TASK REQUIREMENTS - Gather each line of the records where "Kokum" appears.

....

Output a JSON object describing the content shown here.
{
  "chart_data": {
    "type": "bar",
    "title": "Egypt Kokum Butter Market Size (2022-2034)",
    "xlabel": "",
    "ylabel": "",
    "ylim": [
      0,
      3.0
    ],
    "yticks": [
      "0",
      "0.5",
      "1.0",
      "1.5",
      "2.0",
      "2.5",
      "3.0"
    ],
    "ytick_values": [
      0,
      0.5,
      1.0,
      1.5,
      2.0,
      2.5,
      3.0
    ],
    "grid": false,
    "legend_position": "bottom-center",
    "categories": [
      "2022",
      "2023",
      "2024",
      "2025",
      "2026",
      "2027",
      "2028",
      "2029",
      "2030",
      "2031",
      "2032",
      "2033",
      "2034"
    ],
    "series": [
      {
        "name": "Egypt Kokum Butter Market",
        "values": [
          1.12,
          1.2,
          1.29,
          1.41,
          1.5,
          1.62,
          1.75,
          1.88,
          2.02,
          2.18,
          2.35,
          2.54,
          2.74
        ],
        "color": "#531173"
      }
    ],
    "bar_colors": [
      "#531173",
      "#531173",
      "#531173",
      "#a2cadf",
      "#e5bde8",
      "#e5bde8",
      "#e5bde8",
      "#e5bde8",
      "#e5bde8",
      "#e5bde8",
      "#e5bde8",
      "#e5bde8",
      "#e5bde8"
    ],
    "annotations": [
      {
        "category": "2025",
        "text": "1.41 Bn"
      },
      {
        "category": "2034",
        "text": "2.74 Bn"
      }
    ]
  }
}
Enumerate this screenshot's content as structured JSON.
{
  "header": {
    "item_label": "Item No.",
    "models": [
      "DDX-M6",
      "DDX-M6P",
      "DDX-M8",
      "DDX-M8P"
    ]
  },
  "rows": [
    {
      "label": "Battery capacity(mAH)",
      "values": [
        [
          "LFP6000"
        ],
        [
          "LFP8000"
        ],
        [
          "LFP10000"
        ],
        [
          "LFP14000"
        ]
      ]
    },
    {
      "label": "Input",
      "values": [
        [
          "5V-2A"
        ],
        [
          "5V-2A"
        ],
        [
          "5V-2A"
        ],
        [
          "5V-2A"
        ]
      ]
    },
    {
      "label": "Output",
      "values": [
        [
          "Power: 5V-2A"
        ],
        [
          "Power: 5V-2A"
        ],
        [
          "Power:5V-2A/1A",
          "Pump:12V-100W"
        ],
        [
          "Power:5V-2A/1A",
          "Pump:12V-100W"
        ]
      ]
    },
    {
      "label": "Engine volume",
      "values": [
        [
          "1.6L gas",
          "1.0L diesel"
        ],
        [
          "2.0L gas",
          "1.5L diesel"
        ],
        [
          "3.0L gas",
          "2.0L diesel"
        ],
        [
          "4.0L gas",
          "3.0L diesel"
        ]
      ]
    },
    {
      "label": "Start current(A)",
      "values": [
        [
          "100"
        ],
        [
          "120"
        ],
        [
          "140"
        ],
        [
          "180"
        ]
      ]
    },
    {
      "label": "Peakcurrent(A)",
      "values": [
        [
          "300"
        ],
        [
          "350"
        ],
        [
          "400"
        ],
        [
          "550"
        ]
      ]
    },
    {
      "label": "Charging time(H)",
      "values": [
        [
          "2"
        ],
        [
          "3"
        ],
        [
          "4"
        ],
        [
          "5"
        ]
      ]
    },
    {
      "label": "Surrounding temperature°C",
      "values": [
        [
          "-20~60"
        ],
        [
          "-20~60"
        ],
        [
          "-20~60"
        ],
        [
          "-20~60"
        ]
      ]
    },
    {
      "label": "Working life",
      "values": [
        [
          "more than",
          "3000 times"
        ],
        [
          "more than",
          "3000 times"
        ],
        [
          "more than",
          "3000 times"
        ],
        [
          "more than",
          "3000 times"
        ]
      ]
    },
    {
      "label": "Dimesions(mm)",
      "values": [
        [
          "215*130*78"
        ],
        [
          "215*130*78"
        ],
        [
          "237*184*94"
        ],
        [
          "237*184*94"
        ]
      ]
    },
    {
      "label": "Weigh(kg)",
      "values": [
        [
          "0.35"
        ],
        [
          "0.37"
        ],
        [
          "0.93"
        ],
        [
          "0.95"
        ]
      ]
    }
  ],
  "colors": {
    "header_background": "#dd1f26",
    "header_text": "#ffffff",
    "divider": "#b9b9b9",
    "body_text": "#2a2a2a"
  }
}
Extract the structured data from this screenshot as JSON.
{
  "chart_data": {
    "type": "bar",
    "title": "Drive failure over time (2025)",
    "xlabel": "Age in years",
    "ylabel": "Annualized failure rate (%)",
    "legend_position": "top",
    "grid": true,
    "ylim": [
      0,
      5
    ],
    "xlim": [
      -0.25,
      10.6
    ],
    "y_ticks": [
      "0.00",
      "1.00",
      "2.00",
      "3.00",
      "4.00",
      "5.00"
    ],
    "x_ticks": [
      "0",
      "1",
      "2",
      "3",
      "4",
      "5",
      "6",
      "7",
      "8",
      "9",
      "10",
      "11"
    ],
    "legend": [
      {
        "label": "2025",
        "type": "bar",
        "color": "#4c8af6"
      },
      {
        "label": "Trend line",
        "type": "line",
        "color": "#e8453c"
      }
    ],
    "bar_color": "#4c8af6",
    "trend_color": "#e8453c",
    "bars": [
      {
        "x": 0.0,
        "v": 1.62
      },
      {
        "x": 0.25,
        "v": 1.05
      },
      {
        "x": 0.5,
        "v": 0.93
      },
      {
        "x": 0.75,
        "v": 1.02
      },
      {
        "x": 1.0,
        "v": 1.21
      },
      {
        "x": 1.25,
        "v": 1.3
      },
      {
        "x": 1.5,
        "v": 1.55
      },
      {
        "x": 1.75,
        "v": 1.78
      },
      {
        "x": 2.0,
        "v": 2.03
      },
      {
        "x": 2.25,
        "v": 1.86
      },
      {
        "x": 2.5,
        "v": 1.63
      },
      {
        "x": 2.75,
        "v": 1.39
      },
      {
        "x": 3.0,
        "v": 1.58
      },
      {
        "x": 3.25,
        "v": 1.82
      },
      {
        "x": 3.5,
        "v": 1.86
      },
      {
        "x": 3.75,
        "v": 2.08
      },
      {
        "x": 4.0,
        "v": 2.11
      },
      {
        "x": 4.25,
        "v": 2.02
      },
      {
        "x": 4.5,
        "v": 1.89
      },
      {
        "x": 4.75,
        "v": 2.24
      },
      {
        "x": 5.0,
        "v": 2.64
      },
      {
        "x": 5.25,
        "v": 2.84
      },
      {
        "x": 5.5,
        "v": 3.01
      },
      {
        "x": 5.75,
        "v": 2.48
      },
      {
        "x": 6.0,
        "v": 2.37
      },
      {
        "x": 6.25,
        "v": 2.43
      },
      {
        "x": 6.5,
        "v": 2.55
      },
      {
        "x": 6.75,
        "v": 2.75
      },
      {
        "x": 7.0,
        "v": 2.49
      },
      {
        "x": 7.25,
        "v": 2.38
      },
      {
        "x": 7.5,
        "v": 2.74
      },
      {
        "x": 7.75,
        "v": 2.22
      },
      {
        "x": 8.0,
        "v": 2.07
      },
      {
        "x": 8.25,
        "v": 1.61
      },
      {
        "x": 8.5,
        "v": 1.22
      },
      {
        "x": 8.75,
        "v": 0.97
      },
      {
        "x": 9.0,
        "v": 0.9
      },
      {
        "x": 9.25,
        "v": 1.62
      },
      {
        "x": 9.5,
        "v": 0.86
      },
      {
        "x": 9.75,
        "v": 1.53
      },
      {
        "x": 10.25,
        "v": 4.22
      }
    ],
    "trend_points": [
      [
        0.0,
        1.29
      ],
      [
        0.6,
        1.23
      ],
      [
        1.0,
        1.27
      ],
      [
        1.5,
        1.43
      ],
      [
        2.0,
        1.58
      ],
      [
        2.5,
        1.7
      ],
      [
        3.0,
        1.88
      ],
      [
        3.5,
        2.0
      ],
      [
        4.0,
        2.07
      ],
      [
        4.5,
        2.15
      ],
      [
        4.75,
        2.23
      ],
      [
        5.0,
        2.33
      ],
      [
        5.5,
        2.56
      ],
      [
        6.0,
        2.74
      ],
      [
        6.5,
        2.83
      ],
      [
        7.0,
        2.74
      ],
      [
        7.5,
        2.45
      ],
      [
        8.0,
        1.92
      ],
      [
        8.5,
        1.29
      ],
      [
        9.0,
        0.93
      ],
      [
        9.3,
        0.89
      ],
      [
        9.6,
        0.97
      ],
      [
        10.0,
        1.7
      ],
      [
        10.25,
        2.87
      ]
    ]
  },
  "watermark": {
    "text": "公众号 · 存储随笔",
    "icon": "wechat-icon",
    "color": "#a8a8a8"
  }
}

....

OUTPUT FOR THIS TASK -
    "title": "Egypt Kokum Butter Market Size (2022-2034)",
        "name": "Egypt Kokum Butter Market",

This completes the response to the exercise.